» **Aim of the task**
Take the records underneath and set them down exactly.

» **Records for the task**
++++++++++

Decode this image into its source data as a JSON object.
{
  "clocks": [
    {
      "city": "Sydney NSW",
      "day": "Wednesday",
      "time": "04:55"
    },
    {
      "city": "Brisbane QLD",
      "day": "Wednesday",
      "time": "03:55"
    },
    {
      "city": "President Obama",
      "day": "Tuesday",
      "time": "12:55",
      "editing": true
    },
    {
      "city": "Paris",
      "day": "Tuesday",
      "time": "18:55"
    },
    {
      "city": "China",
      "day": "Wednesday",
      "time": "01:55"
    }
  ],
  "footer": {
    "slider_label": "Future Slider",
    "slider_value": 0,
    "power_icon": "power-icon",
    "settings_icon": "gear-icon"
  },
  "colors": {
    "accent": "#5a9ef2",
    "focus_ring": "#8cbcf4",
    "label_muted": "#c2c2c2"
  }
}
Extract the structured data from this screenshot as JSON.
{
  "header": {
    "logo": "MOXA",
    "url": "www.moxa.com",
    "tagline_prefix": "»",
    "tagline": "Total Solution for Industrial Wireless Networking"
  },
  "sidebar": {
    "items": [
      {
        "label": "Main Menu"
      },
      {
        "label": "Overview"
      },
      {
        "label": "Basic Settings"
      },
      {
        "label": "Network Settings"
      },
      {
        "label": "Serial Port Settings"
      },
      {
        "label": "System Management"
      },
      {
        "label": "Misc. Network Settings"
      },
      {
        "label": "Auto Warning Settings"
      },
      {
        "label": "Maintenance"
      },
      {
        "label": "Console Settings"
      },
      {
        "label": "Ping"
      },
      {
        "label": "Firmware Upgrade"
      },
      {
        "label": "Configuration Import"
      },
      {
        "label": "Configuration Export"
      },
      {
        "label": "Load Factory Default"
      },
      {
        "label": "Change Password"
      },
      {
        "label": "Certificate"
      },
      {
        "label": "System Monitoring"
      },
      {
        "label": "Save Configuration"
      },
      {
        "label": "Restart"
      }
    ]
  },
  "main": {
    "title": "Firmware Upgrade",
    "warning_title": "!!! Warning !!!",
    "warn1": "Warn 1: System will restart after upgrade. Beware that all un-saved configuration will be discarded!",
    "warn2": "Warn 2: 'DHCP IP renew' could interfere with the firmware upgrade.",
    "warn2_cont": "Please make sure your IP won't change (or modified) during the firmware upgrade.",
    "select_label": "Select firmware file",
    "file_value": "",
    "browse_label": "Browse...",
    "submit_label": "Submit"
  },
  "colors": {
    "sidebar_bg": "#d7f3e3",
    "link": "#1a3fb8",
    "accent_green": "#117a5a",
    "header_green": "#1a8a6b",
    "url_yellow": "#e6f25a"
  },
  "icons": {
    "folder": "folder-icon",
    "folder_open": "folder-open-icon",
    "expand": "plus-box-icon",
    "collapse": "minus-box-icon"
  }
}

++++++++++

» **The completed task**
Decode this image into its source data as a JSON object.
{
  "clocks": [
    {
      "city": "Sydney NSW",
      "day": "Wednesday",
      "time": "04:55"
    },
    {
      "city": "Brisbane QLD",
      "day": "Wednesday",
      "time": "03:55"
    },
    {
      "city": "President Obama",
      "day": "Tuesday",
      "time": "12:55",
      "editing": true
    },
    {
      "city": "Paris",
      "day": "Tuesday",
      "time": "18:55"
    },
    {
      "city": "China",
      "day": "Wednesday",
      "time": "01:55"
    }
  ],
  "footer": {
    "slider_label": "Future Slider",
    "slider_value": 0,
    "power_icon": "power-icon",
    "settings_icon": "gear-icon"
  },
  "colors": {
    "accent": "#5a9ef2",
    "focus_ring": "#8cbcf4",
    "label_muted": "#c2c2c2"
  }
}
Extract the structured data from this screenshot as JSON.
{
  "header": {
    "logo": "MOXA",
    "url": "www.moxa.com",
    "tagline_prefix": "»",
    "tagline": "Total Solution for Industrial Wireless Networking"
  },
  "sidebar": {
    "items": [
      {
        "label": "Main Menu"
      },
      {
        "label": "Overview"
      },
      {
        "label": "Basic Settings"
      },
      {
        "label": "Network Settings"
      },
      {
        "label": "Serial Port Settings"
      },
      {
        "label": "System Management"
      },
      {
        "label": "Misc. Network Settings"
      },
      {
        "label": "Auto Warning Settings"
      },
      {
        "label": "Maintenance"
      },
      {
        "label": "Console Settings"
      },
      {
        "label": "Ping"
      },
      {
        "label": "Firmware Upgrade"
      },
      {
        "label": "Configuration Import"
      },
      {
        "label": "Configuration Export"
      },
      {
        "label": "Load Factory Default"
      },
      {
        "label": "Change Password"
      },
      {
        "label": "Certificate"
      },
      {
        "label": "System Monitoring"
      },
      {
        "label": "Save Configuration"
      },
      {
        "label": "Restart"
      }
    ]
  },
  "main": {
    "title": "Firmware Upgrade",
    "warning_title": "!!! Warning !!!",
    "warn1": "Warn 1: System will restart after upgrade. Beware that all un-saved configuration will be discarded!",
    "warn2": "Warn 2: 'DHCP IP renew' could interfere with the firmware upgrade.",
    "warn2_cont": "Please make sure your IP won't change (or modified) during the firmware upgrade.",
    "select_label": "Select firmware file",
    "file_value": "",
    "browse_label": "Browse...",
    "submit_label": "Submit"
  },
  "colors": {
    "sidebar_bg": "#d7f3e3",
    "link": "#1a3fb8",
    "accent_green": "#117a5a",
    "header_green": "#1a8a6b",
    "url_yellow": "#e6f25a"
  },
  "icons": {
    "folder": "folder-icon",
    "folder_open": "folder-open-icon",
    "expand": "plus-box-icon",
    "collapse": "minus-box-icon"
  }
}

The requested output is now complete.